STATED GOAL
In the entries that follow, find the word "color" and report each line it is on.

[Chart and figure data]
# # #

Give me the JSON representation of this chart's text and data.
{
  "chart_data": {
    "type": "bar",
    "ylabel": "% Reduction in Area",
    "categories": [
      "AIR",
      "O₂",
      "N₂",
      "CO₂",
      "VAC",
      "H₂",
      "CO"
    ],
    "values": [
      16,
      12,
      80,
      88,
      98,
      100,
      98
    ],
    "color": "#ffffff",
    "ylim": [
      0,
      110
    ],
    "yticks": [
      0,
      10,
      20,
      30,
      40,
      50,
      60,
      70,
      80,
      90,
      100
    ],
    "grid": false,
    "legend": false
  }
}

# # #

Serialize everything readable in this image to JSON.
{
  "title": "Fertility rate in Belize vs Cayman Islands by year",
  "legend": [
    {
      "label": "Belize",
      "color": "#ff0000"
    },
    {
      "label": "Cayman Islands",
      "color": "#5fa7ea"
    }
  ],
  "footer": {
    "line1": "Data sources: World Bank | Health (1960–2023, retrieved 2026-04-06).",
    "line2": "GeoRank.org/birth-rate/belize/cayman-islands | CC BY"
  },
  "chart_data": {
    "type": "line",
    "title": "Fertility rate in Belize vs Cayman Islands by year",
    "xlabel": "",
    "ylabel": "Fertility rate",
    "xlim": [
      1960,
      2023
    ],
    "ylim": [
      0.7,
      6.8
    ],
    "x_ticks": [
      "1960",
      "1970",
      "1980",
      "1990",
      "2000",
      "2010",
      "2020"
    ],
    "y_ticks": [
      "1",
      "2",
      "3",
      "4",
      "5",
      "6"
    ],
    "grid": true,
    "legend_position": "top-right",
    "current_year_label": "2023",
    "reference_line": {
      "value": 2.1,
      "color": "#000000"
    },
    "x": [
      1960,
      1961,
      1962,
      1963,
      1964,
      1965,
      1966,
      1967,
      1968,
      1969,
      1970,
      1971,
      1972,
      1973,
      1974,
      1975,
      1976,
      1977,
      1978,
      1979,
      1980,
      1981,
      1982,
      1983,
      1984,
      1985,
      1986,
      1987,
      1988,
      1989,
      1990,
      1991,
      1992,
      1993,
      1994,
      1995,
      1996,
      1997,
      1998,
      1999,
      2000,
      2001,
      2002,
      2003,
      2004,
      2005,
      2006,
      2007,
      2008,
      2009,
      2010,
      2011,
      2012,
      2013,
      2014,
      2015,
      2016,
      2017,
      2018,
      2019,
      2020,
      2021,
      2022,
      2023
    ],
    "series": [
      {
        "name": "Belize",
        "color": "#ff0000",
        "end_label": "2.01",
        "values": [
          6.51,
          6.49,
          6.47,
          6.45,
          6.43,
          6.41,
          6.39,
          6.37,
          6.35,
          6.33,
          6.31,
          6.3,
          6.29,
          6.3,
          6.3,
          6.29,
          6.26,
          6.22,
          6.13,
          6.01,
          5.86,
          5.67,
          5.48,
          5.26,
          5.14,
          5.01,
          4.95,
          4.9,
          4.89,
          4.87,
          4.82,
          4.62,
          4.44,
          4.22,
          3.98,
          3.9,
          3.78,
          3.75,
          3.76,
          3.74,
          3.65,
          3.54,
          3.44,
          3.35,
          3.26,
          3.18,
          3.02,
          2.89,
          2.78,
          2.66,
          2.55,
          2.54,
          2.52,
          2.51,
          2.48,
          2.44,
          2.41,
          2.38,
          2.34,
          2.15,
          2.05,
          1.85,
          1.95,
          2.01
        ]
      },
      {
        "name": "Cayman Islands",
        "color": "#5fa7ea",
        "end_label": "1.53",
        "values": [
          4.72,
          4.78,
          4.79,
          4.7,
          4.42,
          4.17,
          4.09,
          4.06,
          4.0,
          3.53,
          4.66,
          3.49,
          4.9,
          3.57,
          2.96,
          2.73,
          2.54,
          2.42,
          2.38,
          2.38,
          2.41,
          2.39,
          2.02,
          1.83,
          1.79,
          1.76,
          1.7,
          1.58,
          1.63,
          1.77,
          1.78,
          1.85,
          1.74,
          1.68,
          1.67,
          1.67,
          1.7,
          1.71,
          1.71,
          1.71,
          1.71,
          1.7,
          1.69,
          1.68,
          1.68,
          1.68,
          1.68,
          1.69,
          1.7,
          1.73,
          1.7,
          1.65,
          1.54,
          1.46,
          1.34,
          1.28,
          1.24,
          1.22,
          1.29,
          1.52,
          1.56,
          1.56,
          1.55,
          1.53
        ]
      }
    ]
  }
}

# # #

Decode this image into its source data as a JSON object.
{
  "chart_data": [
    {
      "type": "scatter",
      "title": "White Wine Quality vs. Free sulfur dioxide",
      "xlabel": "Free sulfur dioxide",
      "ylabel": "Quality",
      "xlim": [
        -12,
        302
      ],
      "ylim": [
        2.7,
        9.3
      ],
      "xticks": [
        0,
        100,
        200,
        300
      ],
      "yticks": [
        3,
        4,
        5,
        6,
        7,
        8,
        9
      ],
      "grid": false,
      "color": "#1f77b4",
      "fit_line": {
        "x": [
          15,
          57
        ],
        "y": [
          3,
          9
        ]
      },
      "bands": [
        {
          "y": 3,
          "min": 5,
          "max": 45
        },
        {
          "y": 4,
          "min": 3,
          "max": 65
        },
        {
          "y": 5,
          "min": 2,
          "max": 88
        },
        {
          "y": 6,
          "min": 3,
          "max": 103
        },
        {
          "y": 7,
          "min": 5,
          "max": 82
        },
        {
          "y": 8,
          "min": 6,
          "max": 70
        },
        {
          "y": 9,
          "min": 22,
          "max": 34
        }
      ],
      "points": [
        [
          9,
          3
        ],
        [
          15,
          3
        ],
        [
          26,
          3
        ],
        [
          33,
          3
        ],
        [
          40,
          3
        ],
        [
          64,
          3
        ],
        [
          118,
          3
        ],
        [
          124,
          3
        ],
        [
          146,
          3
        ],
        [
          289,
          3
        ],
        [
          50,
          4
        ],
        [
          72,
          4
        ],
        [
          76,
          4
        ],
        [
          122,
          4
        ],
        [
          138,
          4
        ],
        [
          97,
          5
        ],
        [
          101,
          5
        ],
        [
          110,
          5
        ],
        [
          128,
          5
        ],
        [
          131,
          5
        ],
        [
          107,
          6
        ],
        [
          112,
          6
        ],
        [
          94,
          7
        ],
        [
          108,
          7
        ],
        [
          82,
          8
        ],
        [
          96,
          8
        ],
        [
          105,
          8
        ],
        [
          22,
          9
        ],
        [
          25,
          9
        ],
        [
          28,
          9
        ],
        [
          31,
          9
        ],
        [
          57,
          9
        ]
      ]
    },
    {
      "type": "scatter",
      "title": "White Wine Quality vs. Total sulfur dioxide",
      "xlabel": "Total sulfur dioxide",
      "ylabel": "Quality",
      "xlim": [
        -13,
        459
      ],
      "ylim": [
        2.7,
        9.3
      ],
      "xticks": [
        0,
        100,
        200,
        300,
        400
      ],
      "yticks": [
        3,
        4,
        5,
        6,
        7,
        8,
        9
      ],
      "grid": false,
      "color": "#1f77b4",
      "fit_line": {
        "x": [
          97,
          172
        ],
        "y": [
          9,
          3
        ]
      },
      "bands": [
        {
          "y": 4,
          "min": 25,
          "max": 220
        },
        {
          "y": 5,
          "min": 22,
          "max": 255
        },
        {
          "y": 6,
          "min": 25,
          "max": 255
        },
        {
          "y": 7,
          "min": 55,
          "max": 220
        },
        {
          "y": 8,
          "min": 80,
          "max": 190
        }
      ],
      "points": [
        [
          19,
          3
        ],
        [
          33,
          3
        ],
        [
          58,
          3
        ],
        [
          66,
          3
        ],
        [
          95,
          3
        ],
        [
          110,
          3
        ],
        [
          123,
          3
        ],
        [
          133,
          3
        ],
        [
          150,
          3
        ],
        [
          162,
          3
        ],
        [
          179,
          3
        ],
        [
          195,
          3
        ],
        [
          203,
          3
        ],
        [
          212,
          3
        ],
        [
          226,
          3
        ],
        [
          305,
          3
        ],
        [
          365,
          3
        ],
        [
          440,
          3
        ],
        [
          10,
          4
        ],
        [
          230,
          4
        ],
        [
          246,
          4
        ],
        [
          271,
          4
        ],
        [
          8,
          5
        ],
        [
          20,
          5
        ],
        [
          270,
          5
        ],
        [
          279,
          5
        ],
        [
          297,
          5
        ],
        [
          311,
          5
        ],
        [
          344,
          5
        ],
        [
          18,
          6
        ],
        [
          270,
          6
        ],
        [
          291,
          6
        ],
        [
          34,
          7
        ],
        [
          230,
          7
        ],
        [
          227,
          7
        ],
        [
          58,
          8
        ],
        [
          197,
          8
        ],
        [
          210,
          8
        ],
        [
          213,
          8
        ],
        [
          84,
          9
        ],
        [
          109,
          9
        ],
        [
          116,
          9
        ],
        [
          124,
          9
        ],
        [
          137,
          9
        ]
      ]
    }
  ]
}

# # #

RESPONSE TO THE TASK
    "color": "#ffffff",
      "color": "#ff0000"
      "color": "#5fa7ea"
      "color": "#000000"
        "color": "#ff0000",
        "color": "#5fa7ea",
      "color": "#1f77b4",
      "color": "#1f77b4",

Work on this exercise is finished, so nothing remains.